> **Extracted information**
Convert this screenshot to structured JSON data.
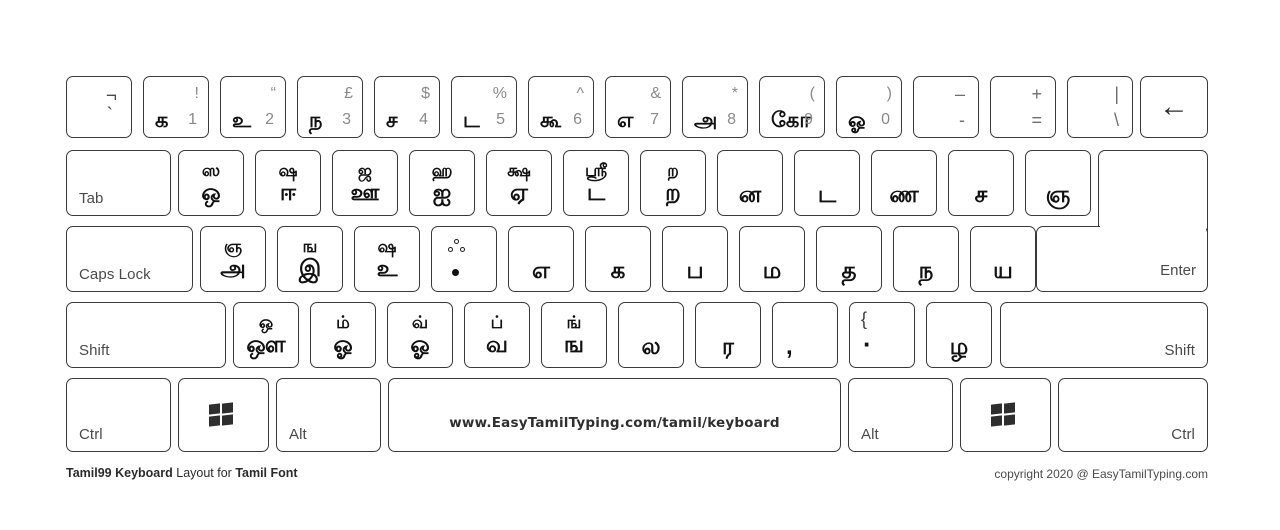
{
  "meta": {
    "title": "Tamil99 Keyboard Layout for Tamil Font",
    "footer_left_bold_1": "Tamil99 Keyboard",
    "footer_left_normal": " Layout for ",
    "footer_left_bold_2": "Tamil Font",
    "footer_right": "copyright 2020 @ EasyTamilTyping.com",
    "spacebar_url": "www.EasyTamilTyping.com/tamil/keyboard",
    "key_border_color": "#3a3a3a",
    "key_face_color": "#ffffff",
    "primary_glyph_color": "#111111",
    "secondary_glyph_color": "#8a8a8a"
  },
  "rows": {
    "number_row": [
      {
        "id": "backquote",
        "top_right": "¬",
        "bottom_right": "`"
      },
      {
        "id": "digit1",
        "top_right": "!",
        "bottom_left": "க",
        "bottom_right": "1"
      },
      {
        "id": "digit2",
        "top_right": "“",
        "bottom_left": "உ",
        "bottom_right": "2"
      },
      {
        "id": "digit3",
        "top_right": "£",
        "bottom_left": "ந",
        "bottom_right": "3"
      },
      {
        "id": "digit4",
        "top_right": "$",
        "bottom_left": "ச",
        "bottom_right": "4"
      },
      {
        "id": "digit5",
        "top_right": "%",
        "bottom_left": "ட",
        "bottom_right": "5"
      },
      {
        "id": "digit6",
        "top_right": "^",
        "bottom_left": "கூ",
        "bottom_right": "6"
      },
      {
        "id": "digit7",
        "top_right": "&",
        "bottom_left": "எ",
        "bottom_right": "7"
      },
      {
        "id": "digit8",
        "top_right": "*",
        "bottom_left": "அ",
        "bottom_right": "8"
      },
      {
        "id": "digit9",
        "top_right": "(",
        "bottom_left": "கோ",
        "bottom_right": "9"
      },
      {
        "id": "digit0",
        "top_right": ")",
        "bottom_left": "ஓ",
        "bottom_right": "0"
      },
      {
        "id": "minus",
        "top_right": "–",
        "bottom_right": "-"
      },
      {
        "id": "equal",
        "top_right": "+",
        "bottom_right": "="
      },
      {
        "id": "backslash",
        "top_right": "|",
        "bottom_right": "\\"
      },
      {
        "id": "backspace",
        "glyph": "←"
      }
    ],
    "tab_row": [
      {
        "id": "tab",
        "name": "Tab"
      },
      {
        "id": "q",
        "upper": "ஸ",
        "lower": "ஒ"
      },
      {
        "id": "w",
        "upper": "ஷ",
        "lower": "ஈ"
      },
      {
        "id": "e",
        "upper": "ஜ",
        "lower": "ஊ"
      },
      {
        "id": "r",
        "upper": "ஹ",
        "lower": "ஐ"
      },
      {
        "id": "t",
        "upper": "க்ஷ",
        "lower": "ஏ"
      },
      {
        "id": "y",
        "upper": "ஶ்ரீ",
        "lower": "ட"
      },
      {
        "id": "u",
        "upper": "ற",
        "lower": "ற"
      },
      {
        "id": "i",
        "lower": "ன"
      },
      {
        "id": "o",
        "lower": "ட"
      },
      {
        "id": "p",
        "lower": "ண"
      },
      {
        "id": "bracketleft",
        "lower": "ச"
      },
      {
        "id": "bracketright",
        "lower": "ஞ"
      }
    ],
    "caps_row": [
      {
        "id": "capslock",
        "name": "Caps Lock"
      },
      {
        "id": "a",
        "upper": "ஞ",
        "lower": "அ"
      },
      {
        "id": "s",
        "upper": "ங",
        "lower": "இ"
      },
      {
        "id": "d",
        "upper": "ஷ",
        "lower": "உ"
      },
      {
        "id": "f",
        "special": "aytham"
      },
      {
        "id": "g",
        "lower": "எ"
      },
      {
        "id": "h",
        "lower": "க"
      },
      {
        "id": "j",
        "lower": "ப"
      },
      {
        "id": "k",
        "lower": "ம"
      },
      {
        "id": "l",
        "lower": "த"
      },
      {
        "id": "semicolon",
        "lower": "ந"
      },
      {
        "id": "quote",
        "lower": "ய"
      },
      {
        "id": "enter",
        "name": "Enter"
      }
    ],
    "shift_row": [
      {
        "id": "shift-left",
        "name": "Shift"
      },
      {
        "id": "z",
        "upper": "ஒ",
        "lower": "ஔ"
      },
      {
        "id": "x",
        "upper": "ம்",
        "lower": "ஓ"
      },
      {
        "id": "c",
        "upper": "வ்",
        "lower": "ஓ"
      },
      {
        "id": "v",
        "upper": "ப்",
        "lower": "வ"
      },
      {
        "id": "b",
        "upper": "ங்",
        "lower": "ங"
      },
      {
        "id": "n",
        "lower": "ல"
      },
      {
        "id": "m",
        "lower": "ர"
      },
      {
        "id": "comma",
        "bottom_left": ","
      },
      {
        "id": "period",
        "top_right": "{",
        "bottom_dot": "·"
      },
      {
        "id": "slash",
        "lower": "ழ"
      },
      {
        "id": "shift-right",
        "name": "Shift"
      }
    ],
    "bottom_row": [
      {
        "id": "ctrl-left",
        "name": "Ctrl"
      },
      {
        "id": "win-left",
        "icon": "windows-icon"
      },
      {
        "id": "alt-left",
        "name": "Alt"
      },
      {
        "id": "space",
        "url": "www.EasyTamilTyping.com/tamil/keyboard"
      },
      {
        "id": "alt-right",
        "name": "Alt"
      },
      {
        "id": "win-right",
        "icon": "windows-icon"
      },
      {
        "id": "ctrl-right",
        "name": "Ctrl"
      }
    ]
  }
}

> **Aim of the exercise**
Transcribe the whole listing exactly. Pictures stay out of your copy.

> **Final result**
Convert this screenshot to structured JSON data.
{
  "meta": {
    "title": "Tamil99 Keyboard Layout for Tamil Font",
    "footer_left_bold_1": "Tamil99 Keyboard",
    "footer_left_normal": " Layout for ",
    "footer_left_bold_2": "Tamil Font",
    "footer_right": "copyright 2020 @ EasyTamilTyping.com",
    "spacebar_url": "www.EasyTamilTyping.com/tamil/keyboard",
    "key_border_color": "#3a3a3a",
    "key_face_color": "#ffffff",
    "primary_glyph_color": "#111111",
    "secondary_glyph_color": "#8a8a8a"
  },
  "rows": {
    "number_row": [
      {
        "id": "backquote",
        "top_right": "¬",
        "bottom_right": "`"
      },
      {
        "id": "digit1",
        "top_right": "!",
        "bottom_left": "க",
        "bottom_right": "1"
      },
      {
        "id": "digit2",
        "top_right": "“",
        "bottom_left": "உ",
        "bottom_right": "2"
      },
      {
        "id": "digit3",
        "top_right": "£",
        "bottom_left": "ந",
        "bottom_right": "3"
      },
      {
        "id": "digit4",
        "top_right": "$",
        "bottom_left": "ச",
        "bottom_right": "4"
      },
      {
        "id": "digit5",
        "top_right": "%",
        "bottom_left": "ட",
        "bottom_right": "5"
      },
      {
        "id": "digit6",
        "top_right": "^",
        "bottom_left": "கூ",
        "bottom_right": "6"
      },
      {
        "id": "digit7",
        "top_right": "&",
        "bottom_left": "எ",
        "bottom_right": "7"
      },
      {
        "id": "digit8",
        "top_right": "*",
        "bottom_left": "அ",
        "bottom_right": "8"
      },
      {
        "id": "digit9",
        "top_right": "(",
        "bottom_left": "கோ",
        "bottom_right": "9"
      },
      {
        "id": "digit0",
        "top_right": ")",
        "bottom_left": "ஓ",
        "bottom_right": "0"
      },
      {
        "id": "minus",
        "top_right": "–",
        "bottom_right": "-"
      },
      {
        "id": "equal",
        "top_right": "+",
        "bottom_right": "="
      },
      {
        "id": "backslash",
        "top_right": "|",
        "bottom_right": "\\"
      },
      {
        "id": "backspace",
        "glyph": "←"
      }
    ],
    "tab_row": [
      {
        "id": "tab",
        "name": "Tab"
      },
      {
        "id": "q",
        "upper": "ஸ",
        "lower": "ஒ"
      },
      {
        "id": "w",
        "upper": "ஷ",
        "lower": "ஈ"
      },
      {
        "id": "e",
        "upper": "ஜ",
        "lower": "ஊ"
      },
      {
        "id": "r",
        "upper": "ஹ",
        "lower": "ஐ"
      },
      {
        "id": "t",
        "upper": "க்ஷ",
        "lower": "ஏ"
      },
      {
        "id": "y",
        "upper": "ஶ்ரீ",
        "lower": "ட"
      },
      {
        "id": "u",
        "upper": "ற",
        "lower": "ற"
      },
      {
        "id": "i",
        "lower": "ன"
      },
      {
        "id": "o",
        "lower": "ட"
      },
      {
        "id": "p",
        "lower": "ண"
      },
      {
        "id": "bracketleft",
        "lower": "ச"
      },
      {
        "id": "bracketright",
        "lower": "ஞ"
      }
    ],
    "caps_row": [
      {
        "id": "capslock",
        "name": "Caps Lock"
      },
      {
        "id": "a",
        "upper": "ஞ",
        "lower": "அ"
      },
      {
        "id": "s",
        "upper": "ங",
        "lower": "இ"
      },
      {
        "id": "d",
        "upper": "ஷ",
        "lower": "உ"
      },
      {
        "id": "f",
        "special": "aytham"
      },
      {
        "id": "g",
        "lower": "எ"
      },
      {
        "id": "h",
        "lower": "க"
      },
      {
        "id": "j",
        "lower": "ப"
      },
      {
        "id": "k",
        "lower": "ம"
      },
      {
        "id": "l",
        "lower": "த"
      },
      {
        "id": "semicolon",
        "lower": "ந"
      },
      {
        "id": "quote",
        "lower": "ய"
      },
      {
        "id": "enter",
        "name": "Enter"
      }
    ],
    "shift_row": [
      {
        "id": "shift-left",
        "name": "Shift"
      },
      {
        "id": "z",
        "upper": "ஒ",
        "lower": "ஔ"
      },
      {
        "id": "x",
        "upper": "ம்",
        "lower": "ஓ"
      },
      {
        "id": "c",
        "upper": "வ்",
        "lower": "ஓ"
      },
      {
        "id": "v",
        "upper": "ப்",
        "lower": "வ"
      },
      {
        "id": "b",
        "upper": "ங்",
        "lower": "ங"
      },
      {
        "id": "n",
        "lower": "ல"
      },
      {
        "id": "m",
        "lower": "ர"
      },
      {
        "id": "comma",
        "bottom_left": ","
      },
      {
        "id": "period",
        "top_right": "{",
        "bottom_dot": "·"
      },
      {
        "id": "slash",
        "lower": "ழ"
      },
      {
        "id": "shift-right",
        "name": "Shift"
      }
    ],
    "bottom_row": [
      {
        "id": "ctrl-left",
        "name": "Ctrl"
      },
      {
        "id": "win-left",
        "icon": "windows-icon"
      },
      {
        "id": "alt-left",
        "name": "Alt"
      },
      {
        "id": "space",
        "url": "www.EasyTamilTyping.com/tamil/keyboard"
      },
      {
        "id": "alt-right",
        "name": "Alt"
      },
      {
        "id": "win-right",
        "icon": "windows-icon"
      },
      {
        "id": "ctrl-right",
        "name": "Ctrl"
      }
    ]
  }
}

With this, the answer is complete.